*Extracted entries*:

•••••

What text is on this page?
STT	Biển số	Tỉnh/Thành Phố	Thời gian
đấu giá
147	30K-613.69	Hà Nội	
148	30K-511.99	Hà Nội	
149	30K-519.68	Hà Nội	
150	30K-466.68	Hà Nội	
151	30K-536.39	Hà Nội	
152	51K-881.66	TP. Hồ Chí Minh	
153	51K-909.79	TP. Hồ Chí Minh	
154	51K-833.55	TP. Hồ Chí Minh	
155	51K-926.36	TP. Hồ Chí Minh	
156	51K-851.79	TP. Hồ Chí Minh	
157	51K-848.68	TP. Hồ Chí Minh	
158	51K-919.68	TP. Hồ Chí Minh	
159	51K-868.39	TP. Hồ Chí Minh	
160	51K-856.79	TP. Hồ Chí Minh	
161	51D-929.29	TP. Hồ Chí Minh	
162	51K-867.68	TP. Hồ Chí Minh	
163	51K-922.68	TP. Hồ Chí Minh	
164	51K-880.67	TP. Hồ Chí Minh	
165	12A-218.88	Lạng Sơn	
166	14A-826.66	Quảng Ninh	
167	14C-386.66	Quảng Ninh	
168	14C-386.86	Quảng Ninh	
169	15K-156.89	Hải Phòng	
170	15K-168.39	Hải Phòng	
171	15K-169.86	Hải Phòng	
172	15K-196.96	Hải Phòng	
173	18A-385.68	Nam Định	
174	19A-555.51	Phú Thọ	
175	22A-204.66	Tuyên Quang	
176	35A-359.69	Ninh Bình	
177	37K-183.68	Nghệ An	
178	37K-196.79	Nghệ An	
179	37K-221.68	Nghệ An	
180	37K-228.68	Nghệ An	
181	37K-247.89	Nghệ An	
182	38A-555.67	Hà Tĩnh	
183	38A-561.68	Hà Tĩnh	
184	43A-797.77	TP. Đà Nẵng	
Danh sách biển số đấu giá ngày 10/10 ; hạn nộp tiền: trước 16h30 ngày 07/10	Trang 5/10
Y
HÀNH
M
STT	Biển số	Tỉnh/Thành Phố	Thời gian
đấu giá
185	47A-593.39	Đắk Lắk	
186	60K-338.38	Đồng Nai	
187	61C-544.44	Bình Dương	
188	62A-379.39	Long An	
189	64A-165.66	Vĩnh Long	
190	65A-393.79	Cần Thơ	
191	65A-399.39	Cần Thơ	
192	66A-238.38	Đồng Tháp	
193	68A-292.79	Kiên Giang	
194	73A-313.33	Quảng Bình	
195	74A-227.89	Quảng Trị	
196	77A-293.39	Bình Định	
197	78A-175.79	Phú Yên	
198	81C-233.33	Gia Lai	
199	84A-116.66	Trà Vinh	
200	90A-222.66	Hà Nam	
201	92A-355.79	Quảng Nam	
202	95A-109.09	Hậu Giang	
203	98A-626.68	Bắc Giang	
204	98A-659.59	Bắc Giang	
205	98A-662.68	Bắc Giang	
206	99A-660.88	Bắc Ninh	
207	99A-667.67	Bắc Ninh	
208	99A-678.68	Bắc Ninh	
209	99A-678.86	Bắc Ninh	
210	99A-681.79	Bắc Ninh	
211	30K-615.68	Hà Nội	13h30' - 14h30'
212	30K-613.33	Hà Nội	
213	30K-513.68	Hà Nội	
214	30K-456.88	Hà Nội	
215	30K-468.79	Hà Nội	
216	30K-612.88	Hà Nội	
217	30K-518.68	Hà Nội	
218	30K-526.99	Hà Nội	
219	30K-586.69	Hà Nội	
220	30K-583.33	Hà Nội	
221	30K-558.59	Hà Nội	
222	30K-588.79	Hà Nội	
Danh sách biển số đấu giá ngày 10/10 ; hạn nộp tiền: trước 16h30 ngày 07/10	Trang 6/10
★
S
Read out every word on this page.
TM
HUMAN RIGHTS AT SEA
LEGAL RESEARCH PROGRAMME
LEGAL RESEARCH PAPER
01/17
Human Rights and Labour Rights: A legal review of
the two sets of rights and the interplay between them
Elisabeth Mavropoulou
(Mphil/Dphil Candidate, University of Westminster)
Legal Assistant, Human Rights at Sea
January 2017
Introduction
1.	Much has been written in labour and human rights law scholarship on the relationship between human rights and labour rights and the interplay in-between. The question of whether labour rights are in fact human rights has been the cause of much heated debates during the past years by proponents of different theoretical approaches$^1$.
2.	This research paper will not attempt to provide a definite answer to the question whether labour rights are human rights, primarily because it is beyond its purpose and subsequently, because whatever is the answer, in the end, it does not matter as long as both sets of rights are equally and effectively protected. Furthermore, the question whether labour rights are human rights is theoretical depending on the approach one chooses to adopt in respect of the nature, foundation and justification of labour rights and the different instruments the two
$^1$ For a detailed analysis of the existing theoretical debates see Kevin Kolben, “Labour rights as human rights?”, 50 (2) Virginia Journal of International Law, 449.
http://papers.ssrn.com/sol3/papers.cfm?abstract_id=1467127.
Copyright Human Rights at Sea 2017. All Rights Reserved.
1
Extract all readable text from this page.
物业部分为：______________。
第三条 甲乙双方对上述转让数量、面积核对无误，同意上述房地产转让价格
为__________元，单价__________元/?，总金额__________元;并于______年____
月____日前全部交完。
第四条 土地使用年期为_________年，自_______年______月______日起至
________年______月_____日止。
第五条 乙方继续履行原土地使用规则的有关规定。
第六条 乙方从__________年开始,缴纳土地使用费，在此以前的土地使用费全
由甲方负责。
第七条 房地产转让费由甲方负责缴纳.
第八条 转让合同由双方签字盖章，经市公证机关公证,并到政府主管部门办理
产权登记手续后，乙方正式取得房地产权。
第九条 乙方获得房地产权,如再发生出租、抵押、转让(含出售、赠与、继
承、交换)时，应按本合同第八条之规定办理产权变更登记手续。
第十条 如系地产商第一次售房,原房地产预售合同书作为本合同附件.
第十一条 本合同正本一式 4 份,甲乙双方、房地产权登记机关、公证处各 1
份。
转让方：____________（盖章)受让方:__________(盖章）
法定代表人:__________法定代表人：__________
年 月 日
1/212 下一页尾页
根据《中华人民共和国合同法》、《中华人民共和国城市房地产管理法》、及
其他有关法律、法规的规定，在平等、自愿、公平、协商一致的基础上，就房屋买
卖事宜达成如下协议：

•••••

*Exercise goal*: From the records above, pull out each line that has "Định".

*Exercise output*:
173	18A-385.68	Nam Định	
196	77A-293.39	Bình Định	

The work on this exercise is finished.